ENTRIES PROVIDED:
=======

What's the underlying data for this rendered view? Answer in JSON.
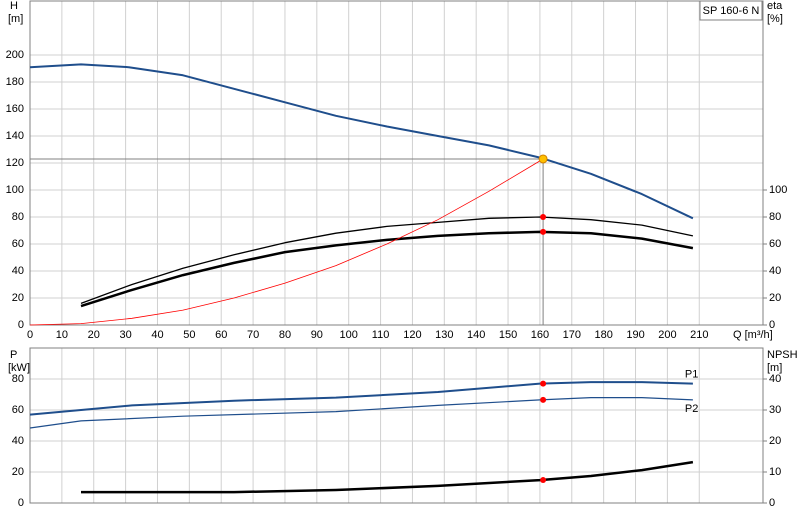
{
  "chart_data": [
    {
      "type": "line",
      "label": "SP 160-6 N",
      "ylabel": [
        "H",
        "[m]"
      ],
      "y2label": [
        "eta",
        "[%]"
      ],
      "xlabel": "Q [m³/h]",
      "xlim": [
        0,
        230
      ],
      "ylim": [
        0,
        240
      ],
      "y2lim": [
        0,
        240
      ],
      "grid": true,
      "xtick_labels": true,
      "xticks": [
        0,
        10,
        20,
        30,
        40,
        50,
        60,
        70,
        80,
        90,
        100,
        110,
        120,
        130,
        140,
        150,
        160,
        170,
        180,
        190,
        200,
        210
      ],
      "yticks": [
        0,
        20,
        40,
        60,
        80,
        100,
        120,
        140,
        160,
        180,
        200
      ],
      "y2ticks": [
        0,
        20,
        40,
        60,
        80,
        100
      ],
      "series": [
        {
          "color": "#1f4e8c",
          "x": [
            0,
            16,
            31,
            48,
            64,
            80,
            96,
            112,
            128,
            144,
            160,
            176,
            192,
            208
          ],
          "values": [
            191,
            193,
            191,
            185,
            175,
            165,
            155,
            147,
            140,
            133,
            124,
            112,
            97,
            79
          ]
        },
        {
          "color": "#000000",
          "axis": "y2",
          "x": [
            16,
            32,
            48,
            64,
            80,
            96,
            112,
            128,
            144,
            160,
            176,
            192,
            208
          ],
          "values": [
            16,
            30,
            42,
            52,
            61,
            68,
            73,
            76,
            79,
            80,
            78,
            74,
            66
          ]
        },
        {
          "color": "#000000",
          "axis": "y2",
          "x": [
            16,
            32,
            48,
            64,
            80,
            96,
            112,
            128,
            144,
            160,
            176,
            192,
            208
          ],
          "values": [
            14,
            26,
            37,
            46,
            54,
            59,
            63,
            66,
            68,
            69,
            68,
            64,
            57
          ]
        },
        {
          "color": "#ff0000",
          "x": [
            0,
            16,
            32,
            48,
            64,
            80,
            96,
            112,
            128,
            144,
            161
          ],
          "values": [
            0,
            1,
            5,
            11,
            20,
            31,
            44,
            60,
            78,
            99,
            123
          ]
        }
      ],
      "points": [
        {
          "x": 161,
          "y": 123,
          "color": "#ffc000",
          "guide": true
        },
        {
          "x": 161,
          "y": 80,
          "color": "#ff0000",
          "axis": "y2"
        },
        {
          "x": 161,
          "y": 69,
          "color": "#ff0000",
          "axis": "y2"
        }
      ]
    },
    {
      "type": "line",
      "ylabel": [
        "P",
        "[kW]"
      ],
      "y2label": [
        "NPSH",
        "[m]"
      ],
      "xlim": [
        0,
        230
      ],
      "ylim": [
        0,
        100
      ],
      "y2lim": [
        0,
        50
      ],
      "grid": true,
      "xtick_labels": false,
      "xticks": [
        0,
        10,
        20,
        30,
        40,
        50,
        60,
        70,
        80,
        90,
        100,
        110,
        120,
        130,
        140,
        150,
        160,
        170,
        180,
        190,
        200,
        210
      ],
      "yticks": [
        0,
        20,
        40,
        60,
        80
      ],
      "y2ticks": [
        0,
        10,
        20,
        30,
        40
      ],
      "series": [
        {
          "name": "P1",
          "color": "#1f4e8c",
          "x": [
            0,
            16,
            32,
            64,
            96,
            128,
            160,
            176,
            192,
            208
          ],
          "values": [
            57,
            60,
            63,
            66,
            68,
            71.6,
            77,
            78,
            78,
            77
          ]
        },
        {
          "name": "P2",
          "color": "#1f4e8c",
          "x": [
            0,
            16,
            48,
            96,
            128,
            160,
            176,
            192,
            208
          ],
          "values": [
            48.4,
            53,
            56,
            59,
            63,
            66.5,
            68,
            68,
            66.5
          ]
        },
        {
          "color": "#000000",
          "axis": "y2",
          "x": [
            16,
            64,
            96,
            128,
            160,
            176,
            192,
            208
          ],
          "values": [
            3.5,
            3.5,
            4.2,
            5.5,
            7.4,
            8.7,
            10.6,
            13.2
          ]
        }
      ],
      "points": [
        {
          "x": 161,
          "y": 77,
          "color": "#ff0000"
        },
        {
          "x": 161,
          "y": 66.5,
          "color": "#ff0000"
        },
        {
          "x": 161,
          "y": 7.4,
          "color": "#ff0000",
          "axis": "y2"
        }
      ]
    }
  ]
}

=======

EXERCISE OBJECTIVE: Omit any images, then output the listing exactly.

WRITTEN RESPONSE:
What's the underlying data for this rendered view? Answer in JSON.
{
  "chart_data": [
    {
      "type": "line",
      "label": "SP 160-6 N",
      "ylabel": [
        "H",
        "[m]"
      ],
      "y2label": [
        "eta",
        "[%]"
      ],
      "xlabel": "Q [m³/h]",
      "xlim": [
        0,
        230
      ],
      "ylim": [
        0,
        240
      ],
      "y2lim": [
        0,
        240
      ],
      "grid": true,
      "xtick_labels": true,
      "xticks": [
        0,
        10,
        20,
        30,
        40,
        50,
        60,
        70,
        80,
        90,
        100,
        110,
        120,
        130,
        140,
        150,
        160,
        170,
        180,
        190,
        200,
        210
      ],
      "yticks": [
        0,
        20,
        40,
        60,
        80,
        100,
        120,
        140,
        160,
        180,
        200
      ],
      "y2ticks": [
        0,
        20,
        40,
        60,
        80,
        100
      ],
      "series": [
        {
          "color": "#1f4e8c",
          "x": [
            0,
            16,
            31,
            48,
            64,
            80,
            96,
            112,
            128,
            144,
            160,
            176,
            192,
            208
          ],
          "values": [
            191,
            193,
            191,
            185,
            175,
            165,
            155,
            147,
            140,
            133,
            124,
            112,
            97,
            79
          ]
        },
        {
          "color": "#000000",
          "axis": "y2",
          "x": [
            16,
            32,
            48,
            64,
            80,
            96,
            112,
            128,
            144,
            160,
            176,
            192,
            208
          ],
          "values": [
            16,
            30,
            42,
            52,
            61,
            68,
            73,
            76,
            79,
            80,
            78,
            74,
            66
          ]
        },
        {
          "color": "#000000",
          "axis": "y2",
          "x": [
            16,
            32,
            48,
            64,
            80,
            96,
            112,
            128,
            144,
            160,
            176,
            192,
            208
          ],
          "values": [
            14,
            26,
            37,
            46,
            54,
            59,
            63,
            66,
            68,
            69,
            68,
            64,
            57
          ]
        },
        {
          "color": "#ff0000",
          "x": [
            0,
            16,
            32,
            48,
            64,
            80,
            96,
            112,
            128,
            144,
            161
          ],
          "values": [
            0,
            1,
            5,
            11,
            20,
            31,
            44,
            60,
            78,
            99,
            123
          ]
        }
      ],
      "points": [
        {
          "x": 161,
          "y": 123,
          "color": "#ffc000",
          "guide": true
        },
        {
          "x": 161,
          "y": 80,
          "color": "#ff0000",
          "axis": "y2"
        },
        {
          "x": 161,
          "y": 69,
          "color": "#ff0000",
          "axis": "y2"
        }
      ]
    },
    {
      "type": "line",
      "ylabel": [
        "P",
        "[kW]"
      ],
      "y2label": [
        "NPSH",
        "[m]"
      ],
      "xlim": [
        0,
        230
      ],
      "ylim": [
        0,
        100
      ],
      "y2lim": [
        0,
        50
      ],
      "grid": true,
      "xtick_labels": false,
      "xticks": [
        0,
        10,
        20,
        30,
        40,
        50,
        60,
        70,
        80,
        90,
        100,
        110,
        120,
        130,
        140,
        150,
        160,
        170,
        180,
        190,
        200,
        210
      ],
      "yticks": [
        0,
        20,
        40,
        60,
        80
      ],
      "y2ticks": [
        0,
        10,
        20,
        30,
        40
      ],
      "series": [
        {
          "name": "P1",
          "color": "#1f4e8c",
          "x": [
            0,
            16,
            32,
            64,
            96,
            128,
            160,
            176,
            192,
            208
          ],
          "values": [
            57,
            60,
            63,
            66,
            68,
            71.6,
            77,
            78,
            78,
            77
          ]
        },
        {
          "name": "P2",
          "color": "#1f4e8c",
          "x": [
            0,
            16,
            48,
            96,
            128,
            160,
            176,
            192,
            208
          ],
          "values": [
            48.4,
            53,
            56,
            59,
            63,
            66.5,
            68,
            68,
            66.5
          ]
        },
        {
          "color": "#000000",
          "axis": "y2",
          "x": [
            16,
            64,
            96,
            128,
            160,
            176,
            192,
            208
          ],
          "values": [
            3.5,
            3.5,
            4.2,
            5.5,
            7.4,
            8.7,
            10.6,
            13.2
          ]
        }
      ],
      "points": [
        {
          "x": 161,
          "y": 77,
          "color": "#ff0000"
        },
        {
          "x": 161,
          "y": 66.5,
          "color": "#ff0000"
        },
        {
          "x": 161,
          "y": 7.4,
          "color": "#ff0000",
          "axis": "y2"
        }
      ]
    }
  ]
}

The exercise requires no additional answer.